Given exercise – Identify each line below that contains the word "tähtsam", and copy it out.

Available data –
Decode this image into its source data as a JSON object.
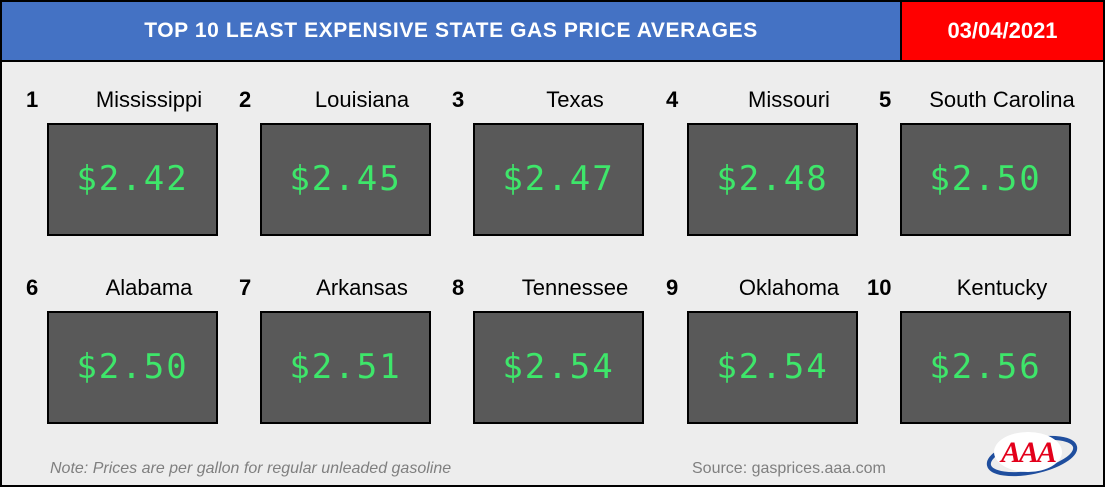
{
  "header": {
    "title": "TOP 10 LEAST EXPENSIVE STATE GAS PRICE AVERAGES",
    "date": "03/04/2021"
  },
  "colors": {
    "title_bar": "#4472c4",
    "date_bar": "#ff0000",
    "price_box": "#595959",
    "price_text": "#3ee66a",
    "background": "#ededed"
  },
  "rankings": [
    {
      "rank": "1",
      "state": "Mississippi",
      "price": "$2.42"
    },
    {
      "rank": "2",
      "state": "Louisiana",
      "price": "$2.45"
    },
    {
      "rank": "3",
      "state": "Texas",
      "price": "$2.47"
    },
    {
      "rank": "4",
      "state": "Missouri",
      "price": "$2.48"
    },
    {
      "rank": "5",
      "state": "South Carolina",
      "price": "$2.50"
    },
    {
      "rank": "6",
      "state": "Alabama",
      "price": "$2.50"
    },
    {
      "rank": "7",
      "state": "Arkansas",
      "price": "$2.51"
    },
    {
      "rank": "8",
      "state": "Tennessee",
      "price": "$2.54"
    },
    {
      "rank": "9",
      "state": "Oklahoma",
      "price": "$2.54"
    },
    {
      "rank": "10",
      "state": "Kentucky",
      "price": "$2.56"
    }
  ],
  "footer": {
    "note": "Note: Prices are per gallon for regular unleaded gasoline",
    "source": "Source: gasprices.aaa.com",
    "logo_text": "AAA",
    "logo_icon": "aaa-logo-icon"
  }
}
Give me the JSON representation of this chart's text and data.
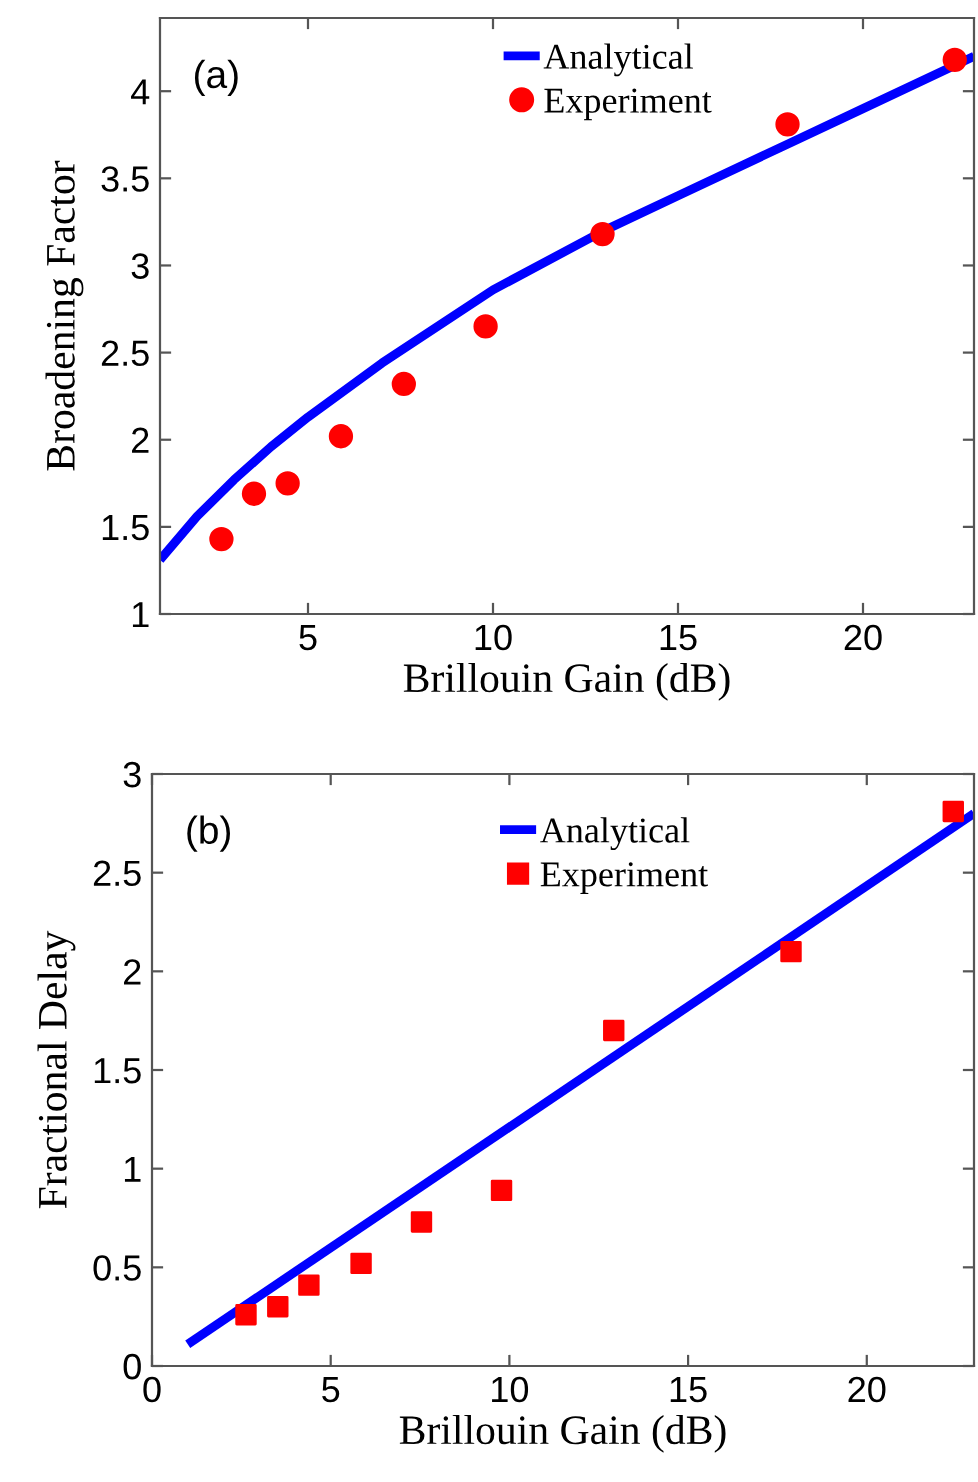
{
  "chart_data": [
    {
      "type": "line",
      "xlabel": "Brillouin Gain (dB)",
      "ylabel": "Broadening Factor",
      "annotations": [
        "(a)"
      ],
      "xlim": [
        1,
        23
      ],
      "ylim": [
        1,
        4.42
      ],
      "xticks": [
        5,
        10,
        15,
        20
      ],
      "yticks": [
        1,
        1.5,
        2,
        2.5,
        3,
        3.5,
        4
      ],
      "grid": false,
      "legend": "top",
      "series": [
        {
          "name": "Analytical",
          "color": "#0000ff",
          "marker": "none",
          "line_style": "solid",
          "x": [
            1,
            2,
            3,
            4,
            5,
            7,
            10,
            13,
            15,
            18,
            20,
            23
          ],
          "values": [
            1.31,
            1.56,
            1.77,
            1.96,
            2.13,
            2.44,
            2.86,
            3.2,
            3.4,
            3.7,
            3.9,
            4.2
          ]
        },
        {
          "name": "Experiment",
          "type": "scatter",
          "color": "#ff0000",
          "marker": "circle",
          "x": [
            2.66,
            3.54,
            4.45,
            5.89,
            7.59,
            9.8,
            12.96,
            17.96,
            22.48
          ],
          "values": [
            1.43,
            1.69,
            1.75,
            2.02,
            2.32,
            2.65,
            3.18,
            3.81,
            4.18
          ]
        }
      ]
    },
    {
      "type": "line",
      "xlabel": "Brillouin Gain (dB)",
      "ylabel": "Fractional Delay",
      "annotations": [
        "(b)"
      ],
      "xlim": [
        0,
        23
      ],
      "ylim": [
        0,
        3
      ],
      "xticks": [
        0,
        5,
        10,
        15,
        20
      ],
      "yticks": [
        0,
        0.5,
        1,
        1.5,
        2,
        2.5,
        3
      ],
      "grid": false,
      "legend": "top",
      "series": [
        {
          "name": "Analytical",
          "color": "#0000ff",
          "marker": "none",
          "line_style": "solid",
          "x": [
            1,
            23
          ],
          "values": [
            0.11,
            2.8
          ]
        },
        {
          "name": "Experiment",
          "type": "scatter",
          "color": "#ff0000",
          "marker": "square",
          "x": [
            2.63,
            3.52,
            4.39,
            5.85,
            7.54,
            9.78,
            12.92,
            17.88,
            22.42
          ],
          "values": [
            0.26,
            0.3,
            0.41,
            0.52,
            0.73,
            0.89,
            1.7,
            2.1,
            2.81
          ]
        }
      ]
    }
  ]
}
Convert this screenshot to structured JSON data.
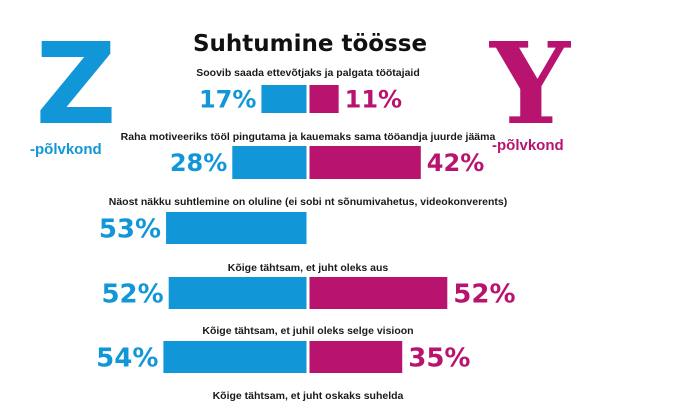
{
  "chart_data": {
    "type": "bar",
    "title": "Suhtumine töösse",
    "xlim": [
      0,
      100
    ],
    "series": [
      {
        "key": "z",
        "letter": "Z",
        "name": "-põlvkond",
        "color": "#1196d8"
      },
      {
        "key": "y",
        "letter": "Y",
        "name": "-põlvkond",
        "color": "#b8136f"
      }
    ],
    "categories": [
      "Soovib saada ettevõtjaks ja palgata töötajaid",
      "Raha motiveeriks tööl pingutama ja kauemaks sama tööandja juurde jääma",
      "Näost näkku suhtlemine on oluline (ei sobi nt sõnumivahetus, videokonverents)",
      "Kõige tähtsam, et juht oleks aus",
      "Kõige tähtsam, et juhil oleks selge visioon",
      "Kõige tähtsam, et juht oskaks suhelda"
    ],
    "rows": [
      {
        "z": 17,
        "z_label": "17%",
        "y": 11,
        "y_label": "11%"
      },
      {
        "z": 28,
        "z_label": "28%",
        "y": 42,
        "y_label": "42%"
      },
      {
        "z": 53,
        "z_label": "53%",
        "y": null,
        "y_label": ""
      },
      {
        "z": 52,
        "z_label": "52%",
        "y": 52,
        "y_label": "52%"
      },
      {
        "z": 54,
        "z_label": "54%",
        "y": 35,
        "y_label": "35%"
      },
      {
        "z": null,
        "z_label": "",
        "y": null,
        "y_label": ""
      }
    ]
  }
}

Written reply –
      "Kõige tähtsam, et juht oleks aus",
      "Kõige tähtsam, et juhil oleks selge visioon",
      "Kõige tähtsam, et juht oskaks suhelda"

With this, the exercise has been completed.